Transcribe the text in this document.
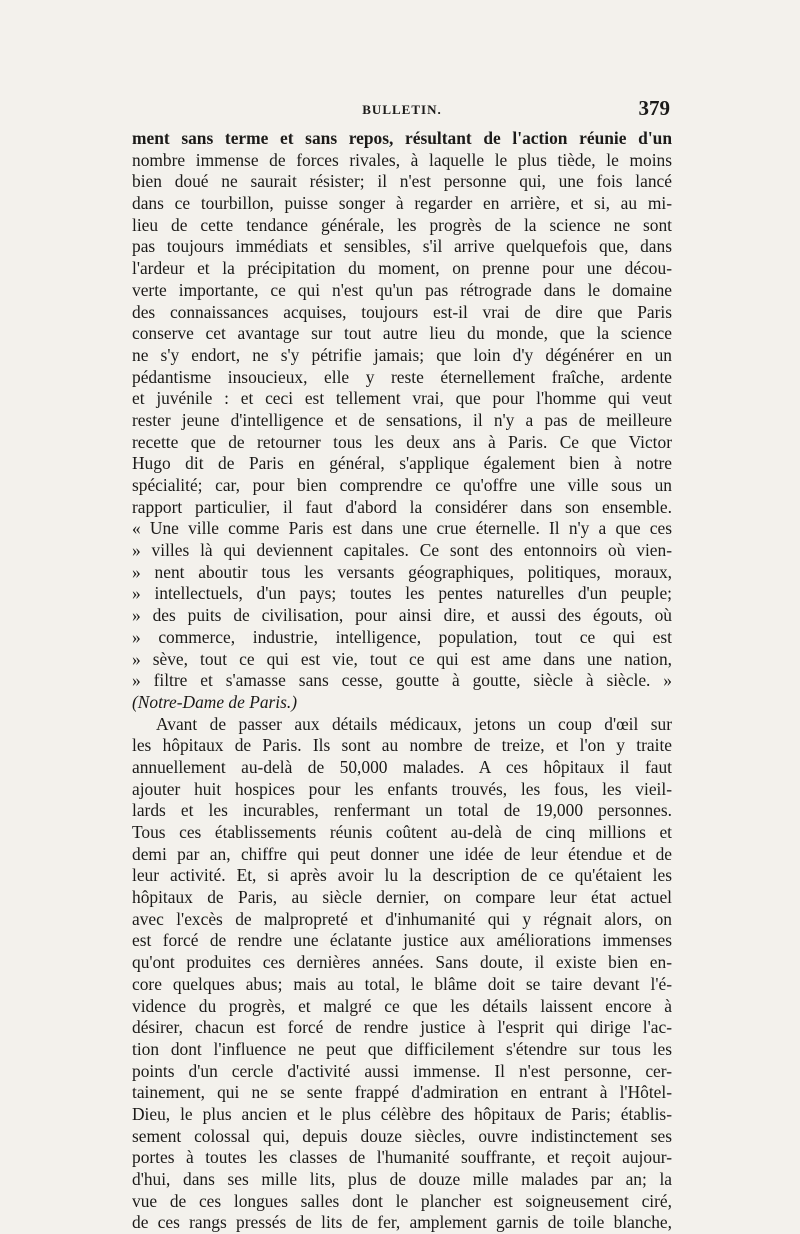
BULLETIN.	379
ment sans terme et sans repos, résultant de l'action réunie d'un
nombre immense de forces rivales, à laquelle le plus tiède, le moins
bien doué ne saurait résister; il n'est personne qui, une fois lancé
dans ce tourbillon, puisse songer à regarder en arrière, et si, au mi-
lieu de cette tendance générale, les progrès de la science ne sont
pas toujours immédiats et sensibles, s'il arrive quelquefois que, dans
l'ardeur et la précipitation du moment, on prenne pour une décou-
verte importante, ce qui n'est qu'un pas rétrograde dans le domaine
des connaissances acquises, toujours est-il vrai de dire que Paris
conserve cet avantage sur tout autre lieu du monde, que la science
ne s'y endort, ne s'y pétrifie jamais; que loin d'y dégénérer en un
pédantisme insoucieux, elle y reste éternellement fraîche, ardente
et juvénile : et ceci est tellement vrai, que pour l'homme qui veut
rester jeune d'intelligence et de sensations, il n'y a pas de meilleure
recette que de retourner tous les deux ans à Paris. Ce que Victor
Hugo dit de Paris en général, s'applique également bien à notre
spécialité; car, pour bien comprendre ce qu'offre une ville sous un
rapport particulier, il faut d'abord la considérer dans son ensemble.
« Une ville comme Paris est dans une crue éternelle. Il n'y a que ces
» villes là qui deviennent capitales. Ce sont des entonnoirs où vien-
» nent aboutir tous les versants géographiques, politiques, moraux,
» intellectuels, d'un pays; toutes les pentes naturelles d'un peuple;
» des puits de civilisation, pour ainsi dire, et aussi des égouts, où
» commerce, industrie, intelligence, population, tout ce qui est
» sève, tout ce qui est vie, tout ce qui est ame dans une nation,
» filtre et s'amasse sans cesse, goutte à goutte, siècle à siècle. »
(Notre-Dame de Paris.)
Avant de passer aux détails médicaux, jetons un coup d'œil sur
les hôpitaux de Paris. Ils sont au nombre de treize, et l'on y traite
annuellement au-delà de 50,000 malades. A ces hôpitaux il faut
ajouter huit hospices pour les enfants trouvés, les fous, les vieil-
lards et les incurables, renfermant un total de 19,000 personnes.
Tous ces établissements réunis coûtent au-delà de cinq millions et
demi par an, chiffre qui peut donner une idée de leur étendue et de
leur activité. Et, si après avoir lu la description de ce qu'étaient les
hôpitaux de Paris, au siècle dernier, on compare leur état actuel
avec l'excès de malpropreté et d'inhumanité qui y régnait alors, on
est forcé de rendre une éclatante justice aux améliorations immenses
qu'ont produites ces dernières années. Sans doute, il existe bien en-
core quelques abus; mais au total, le blâme doit se taire devant l'é-
vidence du progrès, et malgré ce que les détails laissent encore à
désirer, chacun est forcé de rendre justice à l'esprit qui dirige l'ac-
tion dont l'influence ne peut que difficilement s'étendre sur tous les
points d'un cercle d'activité aussi immense. Il n'est personne, cer-
tainement, qui ne se sente frappé d'admiration en entrant à l'Hôtel-
Dieu, le plus ancien et le plus célèbre des hôpitaux de Paris; établis-
sement colossal qui, depuis douze siècles, ouvre indistinctement ses
portes à toutes les classes de l'humanité souffrante, et reçoit aujour-
d'hui, dans ses mille lits, plus de douze mille malades par an; la
vue de ces longues salles dont le plancher est soigneusement ciré,
de ces rangs pressés de lits de fer, amplement garnis de toile blanche,
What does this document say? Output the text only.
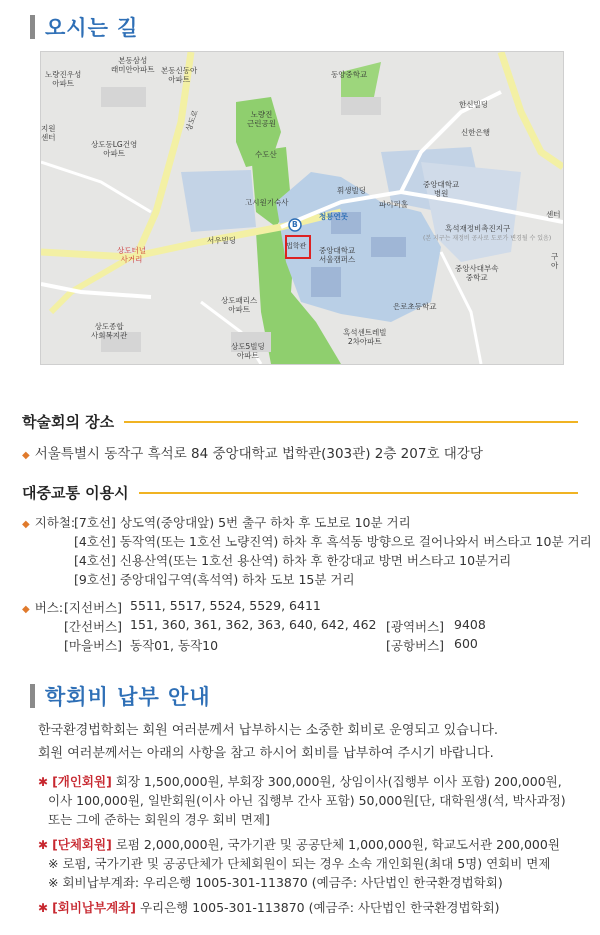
오시는 길
노량진우성
아파트
본동삼성
래미안아파트 본동신동아
아파트
동양중학교
노량진
근린공원
상도로
한신빌딩
신한은행
지원
센터
상도동LG건영
아파트	수도산
휘생빌딩
중앙대학교
병원
고시원기숙사	파이퍼홀
청룡연못
흑석재정비촉진지구
(본 지구는 재정비 공사로 도로가 변경될 수 있음)
센터
서우빌딩
B
법학관 중앙대학교
서울캠퍼스
상도터널
사거리
중앙사대부속
중학교
구
아
은로초등학교
상도패리스
아파트
상도종합
사회복지관	흑석센트레빌
2차아파트
상도5빌딩
아파트
학술회의 장소
◆ 서울특별시 동작구 흑석로 84 중앙대학교 법학관(303관) 2층 207호 대강당
대중교통 이용시
◆ 지하철:
[7호선] 상도역(중앙대앞) 5번 출구 하차 후 도보로 10분 거리
[4호선] 동작역(또는 1호선 노량진역) 하차 후 흑석동 방향으로 걸어나와서 버스타고 10분 거리
[4호선] 신용산역(또는 1호선 용산역) 하차 후 한강대교 방면 버스타고 10분거리
[9호선] 중앙대입구역(흑석역) 하차 도보 15분 거리
◆ 버스: [지선버스] 5511, 5517, 5524, 5529, 6411
[간선버스] 151, 360, 361, 362, 363, 640, 642, 462 [광역버스] 9408
[마을버스] 동작01, 동작10	[공항버스] 600
학회비 납부 안내
한국환경법학회는 회원 여러분께서 납부하시는 소중한 회비로 운영되고 있습니다.
회원 여러분께서는 아래의 사항을 참고 하시어 회비를 납부하여 주시기 바랍니다.
✱ [개인회원] 회장 1,500,000원, 부회장 300,000원, 상임이사(집행부 이사 포함) 200,000원,
이사 100,000원, 일반회원(이사 아닌 집행부 간사 포함) 50,000원[단, 대학원생(석, 박사과정)
또는 그에 준하는 회원의 경우 회비 면제]
✱ [단체회원] 로펌 2,000,000원, 국가기관 및 공공단체 1,000,000원, 학교도서관 200,000원
※ 로펌, 국가기관 및 공공단체가 단체회원이 되는 경우 소속 개인회원(최대 5명) 연회비 면제
※ 회비납부계좌: 우리은행 1005-301-113870 (예금주: 사단법인 한국환경법학회)
✱ [회비납부계좌] 우리은행 1005-301-113870 (예금주: 사단법인 한국환경법학회)
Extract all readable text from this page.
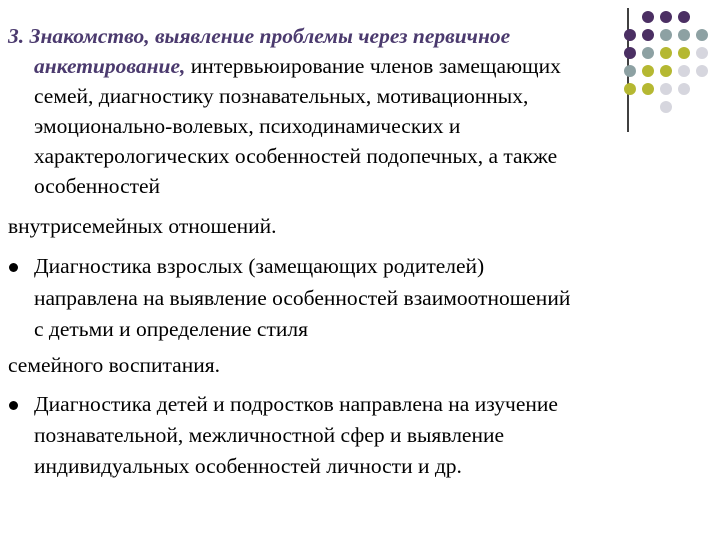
3. Знакомство, выявление проблемы через первичное
анкетирование, интервьюирование членов замещающих
семей, диагностику познавательных, мотивационных,
эмоционально-волевых, психодинамических и
характерологических особенностей подопечных, а также
особенностей
внутрисемейных отношений.
Диагностика взрослых (замещающих родителей)
направлена на выявление особенностей взаимоотношений
с детьми и определение стиля
семейного воспитания.
Диагностика детей и подростков направлена на изучение
познавательной, межличностной сфер и выявление
индивидуальных особенностей личности и др.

-*-*-

TO DO: Filter the listing above for the string "dans" and copy every matching line.

PROBLEM SOLUTION:
dans ce tourbillon, puisse songer à regarder en arrière, et si, au mi-
pas toujours immédiats et sensibles, s'il arrive quelquefois que, dans
verte importante, ce qui n'est qu'un pas rétrograde dans le domaine
rapport particulier, il faut d'abord la considérer dans son ensemble.
« Une ville comme Paris est dans une crue éternelle. Il n'y a que ces
» sève, tout ce qui est vie, tout ce qui est ame dans une nation,
d'hui, dans ses mille lits, plus de douze mille malades par an; la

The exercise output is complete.